►

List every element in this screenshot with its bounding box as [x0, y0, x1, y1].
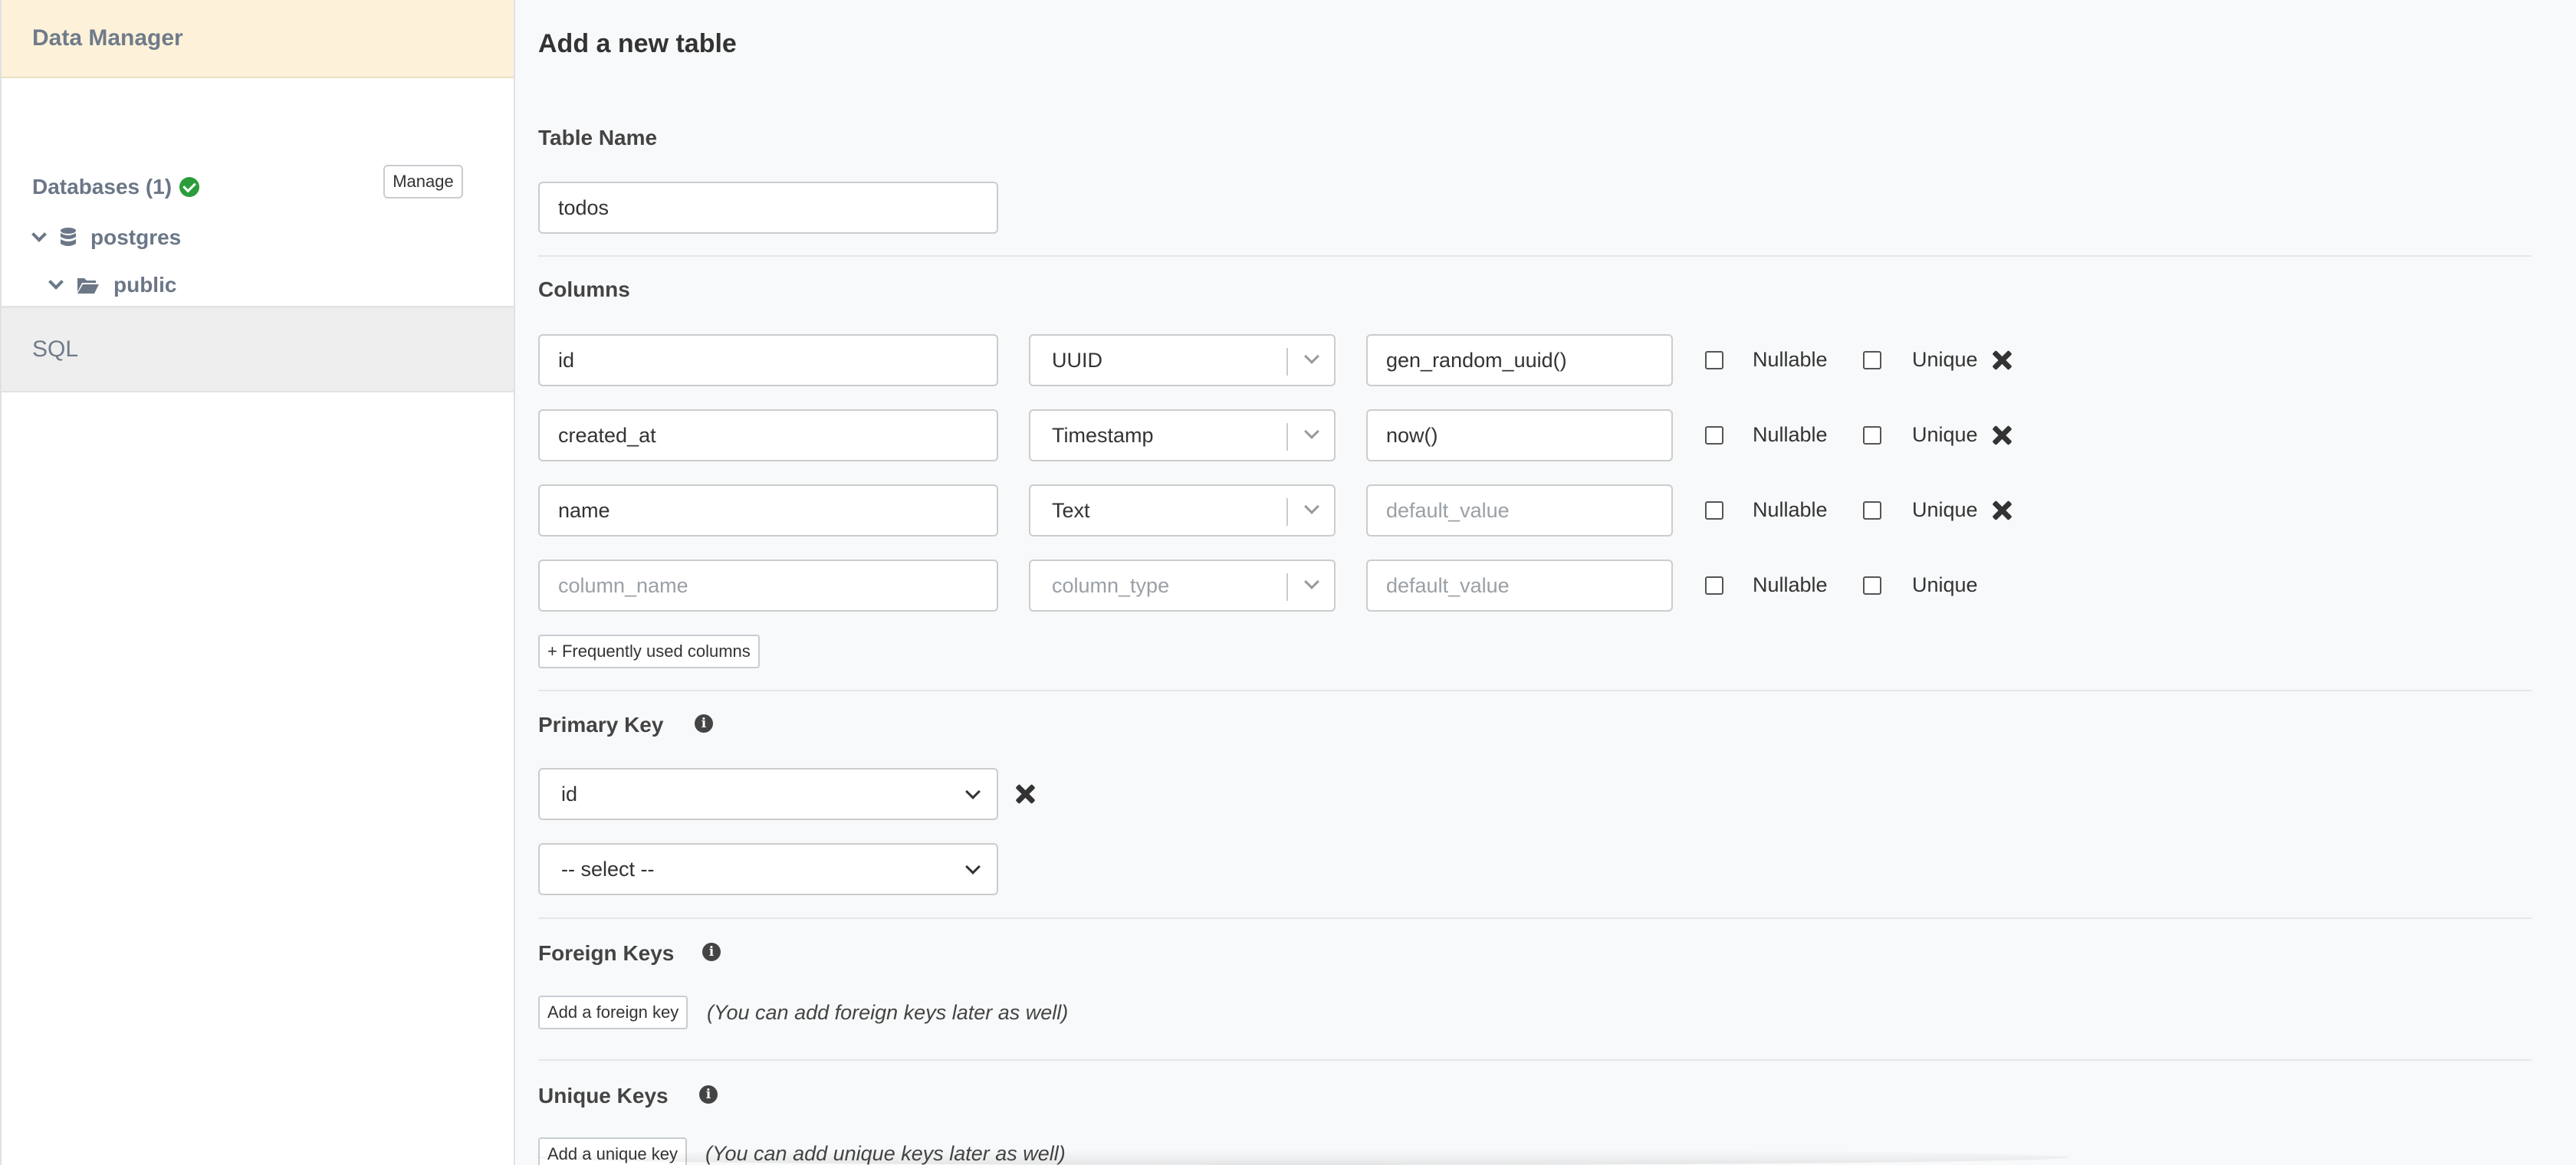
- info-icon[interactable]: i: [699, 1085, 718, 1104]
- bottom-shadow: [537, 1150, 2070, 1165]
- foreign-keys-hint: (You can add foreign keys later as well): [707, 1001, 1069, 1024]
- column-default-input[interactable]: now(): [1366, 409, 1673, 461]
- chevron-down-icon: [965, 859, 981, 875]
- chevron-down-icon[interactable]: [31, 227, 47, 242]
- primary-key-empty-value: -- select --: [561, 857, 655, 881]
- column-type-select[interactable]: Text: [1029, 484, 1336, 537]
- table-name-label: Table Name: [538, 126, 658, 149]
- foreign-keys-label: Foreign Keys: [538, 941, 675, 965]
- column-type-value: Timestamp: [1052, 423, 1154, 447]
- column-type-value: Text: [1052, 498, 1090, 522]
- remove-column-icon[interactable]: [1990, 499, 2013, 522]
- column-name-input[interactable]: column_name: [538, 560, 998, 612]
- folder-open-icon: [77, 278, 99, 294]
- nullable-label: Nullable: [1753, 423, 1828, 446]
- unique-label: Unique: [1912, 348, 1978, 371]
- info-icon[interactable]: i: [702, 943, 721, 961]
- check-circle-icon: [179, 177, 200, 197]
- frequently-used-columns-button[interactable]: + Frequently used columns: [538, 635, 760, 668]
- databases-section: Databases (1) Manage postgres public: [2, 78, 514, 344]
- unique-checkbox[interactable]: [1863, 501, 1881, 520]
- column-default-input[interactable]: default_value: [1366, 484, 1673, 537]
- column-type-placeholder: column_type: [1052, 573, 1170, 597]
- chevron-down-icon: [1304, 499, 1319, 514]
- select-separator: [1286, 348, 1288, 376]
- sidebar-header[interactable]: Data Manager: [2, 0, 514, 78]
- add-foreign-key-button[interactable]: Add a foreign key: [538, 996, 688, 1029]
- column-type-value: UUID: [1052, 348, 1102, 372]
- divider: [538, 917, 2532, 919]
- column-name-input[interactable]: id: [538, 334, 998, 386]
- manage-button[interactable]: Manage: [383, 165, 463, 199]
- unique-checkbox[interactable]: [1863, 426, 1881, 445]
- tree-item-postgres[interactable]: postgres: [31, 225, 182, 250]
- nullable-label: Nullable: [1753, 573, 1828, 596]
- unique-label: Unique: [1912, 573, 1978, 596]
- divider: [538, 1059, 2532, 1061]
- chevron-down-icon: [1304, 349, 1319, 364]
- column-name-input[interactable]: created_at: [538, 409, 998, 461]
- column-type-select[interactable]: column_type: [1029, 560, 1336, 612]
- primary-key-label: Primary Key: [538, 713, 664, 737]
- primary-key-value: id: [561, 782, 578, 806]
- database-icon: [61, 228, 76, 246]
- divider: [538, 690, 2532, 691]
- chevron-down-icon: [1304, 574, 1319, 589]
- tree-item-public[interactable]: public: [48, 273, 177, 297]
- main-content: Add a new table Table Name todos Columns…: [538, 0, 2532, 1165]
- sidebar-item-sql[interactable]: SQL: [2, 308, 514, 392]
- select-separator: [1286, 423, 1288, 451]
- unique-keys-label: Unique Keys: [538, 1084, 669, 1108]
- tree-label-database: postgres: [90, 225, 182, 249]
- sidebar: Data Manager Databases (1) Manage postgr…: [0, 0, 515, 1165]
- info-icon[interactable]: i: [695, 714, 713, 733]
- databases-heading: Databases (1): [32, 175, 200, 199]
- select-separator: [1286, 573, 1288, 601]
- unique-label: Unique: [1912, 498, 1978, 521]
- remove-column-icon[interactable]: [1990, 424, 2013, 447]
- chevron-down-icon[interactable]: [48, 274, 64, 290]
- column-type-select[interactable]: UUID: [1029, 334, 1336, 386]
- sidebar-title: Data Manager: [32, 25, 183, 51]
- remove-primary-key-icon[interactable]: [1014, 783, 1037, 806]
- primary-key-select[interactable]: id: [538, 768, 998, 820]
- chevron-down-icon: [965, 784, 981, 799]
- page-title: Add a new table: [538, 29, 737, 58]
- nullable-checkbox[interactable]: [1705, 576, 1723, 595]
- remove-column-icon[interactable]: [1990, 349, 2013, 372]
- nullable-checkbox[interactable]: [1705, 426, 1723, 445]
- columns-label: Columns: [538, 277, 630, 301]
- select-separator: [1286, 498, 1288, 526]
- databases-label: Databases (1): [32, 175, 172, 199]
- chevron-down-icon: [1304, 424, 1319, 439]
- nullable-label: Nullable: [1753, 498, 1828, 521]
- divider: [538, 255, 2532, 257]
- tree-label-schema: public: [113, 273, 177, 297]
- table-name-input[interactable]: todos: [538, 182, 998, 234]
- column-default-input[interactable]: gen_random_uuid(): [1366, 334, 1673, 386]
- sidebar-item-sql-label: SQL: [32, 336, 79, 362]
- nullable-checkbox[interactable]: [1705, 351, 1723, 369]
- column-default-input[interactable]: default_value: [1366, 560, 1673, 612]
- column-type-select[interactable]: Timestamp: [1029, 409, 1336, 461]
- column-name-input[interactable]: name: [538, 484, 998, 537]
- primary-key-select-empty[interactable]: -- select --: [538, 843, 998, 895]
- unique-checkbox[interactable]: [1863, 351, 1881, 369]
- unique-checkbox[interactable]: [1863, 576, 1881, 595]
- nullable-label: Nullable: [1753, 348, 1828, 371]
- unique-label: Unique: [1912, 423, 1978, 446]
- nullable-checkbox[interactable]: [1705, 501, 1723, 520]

◄

Problem description => Copy the records above line for line, with nothing changed. Leave the pictures out of your copy.

Solution for this task =>
List every element in this screenshot with its bounding box as [x0, y0, x1, y1].
- info-icon[interactable]: i: [699, 1085, 718, 1104]
- bottom-shadow: [537, 1150, 2070, 1165]
- foreign-keys-hint: (You can add foreign keys later as well): [707, 1001, 1069, 1024]
- column-default-input[interactable]: now(): [1366, 409, 1673, 461]
- chevron-down-icon: [965, 859, 981, 875]
- chevron-down-icon[interactable]: [31, 227, 47, 242]
- primary-key-empty-value: -- select --: [561, 857, 655, 881]
- column-type-select[interactable]: Text: [1029, 484, 1336, 537]
- table-name-label: Table Name: [538, 126, 658, 149]
- foreign-keys-label: Foreign Keys: [538, 941, 675, 965]
- column-type-value: Timestamp: [1052, 423, 1154, 447]
- column-type-value: Text: [1052, 498, 1090, 522]
- remove-column-icon[interactable]: [1990, 499, 2013, 522]
- column-name-input[interactable]: column_name: [538, 560, 998, 612]
- folder-open-icon: [77, 278, 99, 294]
- nullable-label: Nullable: [1753, 423, 1828, 446]
- unique-label: Unique: [1912, 348, 1978, 371]
- info-icon[interactable]: i: [702, 943, 721, 961]
- check-circle-icon: [179, 177, 200, 197]
- frequently-used-columns-button[interactable]: + Frequently used columns: [538, 635, 760, 668]
- databases-section: Databases (1) Manage postgres public: [2, 78, 514, 344]
- unique-checkbox[interactable]: [1863, 501, 1881, 520]
- column-default-input[interactable]: default_value: [1366, 484, 1673, 537]
- column-type-placeholder: column_type: [1052, 573, 1170, 597]
- chevron-down-icon: [1304, 499, 1319, 514]
- select-separator: [1286, 348, 1288, 376]
- sidebar-header[interactable]: Data Manager: [2, 0, 514, 78]
- add-foreign-key-button[interactable]: Add a foreign key: [538, 996, 688, 1029]
- column-type-value: UUID: [1052, 348, 1102, 372]
- divider: [538, 917, 2532, 919]
- column-name-input[interactable]: id: [538, 334, 998, 386]
- manage-button[interactable]: Manage: [383, 165, 463, 199]
- unique-checkbox[interactable]: [1863, 426, 1881, 445]
- tree-item-postgres[interactable]: postgres: [31, 225, 182, 250]
- nullable-label: Nullable: [1753, 573, 1828, 596]
- unique-label: Unique: [1912, 573, 1978, 596]
- divider: [538, 1059, 2532, 1061]
- chevron-down-icon: [1304, 349, 1319, 364]
- column-name-input[interactable]: created_at: [538, 409, 998, 461]
- column-type-select[interactable]: column_type: [1029, 560, 1336, 612]
- primary-key-label: Primary Key: [538, 713, 664, 737]
- primary-key-value: id: [561, 782, 578, 806]
- database-icon: [61, 228, 76, 246]
- divider: [538, 690, 2532, 691]
- chevron-down-icon: [1304, 574, 1319, 589]
- tree-item-public[interactable]: public: [48, 273, 177, 297]
- main-content: Add a new table Table Name todos Columns…: [538, 0, 2532, 1165]
- sidebar-item-sql[interactable]: SQL: [2, 308, 514, 392]
- select-separator: [1286, 423, 1288, 451]
- unique-keys-label: Unique Keys: [538, 1084, 669, 1108]
- tree-label-database: postgres: [90, 225, 182, 249]
- sidebar: Data Manager Databases (1) Manage postgr…: [0, 0, 515, 1165]
- info-icon[interactable]: i: [695, 714, 713, 733]
- databases-heading: Databases (1): [32, 175, 200, 199]
- select-separator: [1286, 573, 1288, 601]
- unique-label: Unique: [1912, 498, 1978, 521]
- remove-column-icon[interactable]: [1990, 424, 2013, 447]
- chevron-down-icon[interactable]: [48, 274, 64, 290]
- column-type-select[interactable]: UUID: [1029, 334, 1336, 386]
- sidebar-title: Data Manager: [32, 25, 183, 51]
- remove-primary-key-icon[interactable]: [1014, 783, 1037, 806]
- primary-key-select[interactable]: id: [538, 768, 998, 820]
- chevron-down-icon: [965, 784, 981, 799]
- page-title: Add a new table: [538, 29, 737, 58]
- nullable-checkbox[interactable]: [1705, 576, 1723, 595]
- remove-column-icon[interactable]: [1990, 349, 2013, 372]
- nullable-checkbox[interactable]: [1705, 426, 1723, 445]
- columns-label: Columns: [538, 277, 630, 301]
- select-separator: [1286, 498, 1288, 526]
- databases-label: Databases (1): [32, 175, 172, 199]
- chevron-down-icon: [1304, 424, 1319, 439]
- nullable-label: Nullable: [1753, 498, 1828, 521]
- divider: [538, 255, 2532, 257]
- tree-label-schema: public: [113, 273, 177, 297]
- table-name-input[interactable]: todos: [538, 182, 998, 234]
- column-default-input[interactable]: gen_random_uuid(): [1366, 334, 1673, 386]
- sidebar-item-sql-label: SQL: [32, 336, 79, 362]
- nullable-checkbox[interactable]: [1705, 351, 1723, 369]
- column-default-input[interactable]: default_value: [1366, 560, 1673, 612]
- column-type-select[interactable]: Timestamp: [1029, 409, 1336, 461]
- column-name-input[interactable]: name: [538, 484, 998, 537]
- primary-key-select-empty[interactable]: -- select --: [538, 843, 998, 895]
- unique-checkbox[interactable]: [1863, 351, 1881, 369]
- unique-checkbox[interactable]: [1863, 576, 1881, 595]
- nullable-label: Nullable: [1753, 348, 1828, 371]
- unique-label: Unique: [1912, 423, 1978, 446]
- nullable-checkbox[interactable]: [1705, 501, 1723, 520]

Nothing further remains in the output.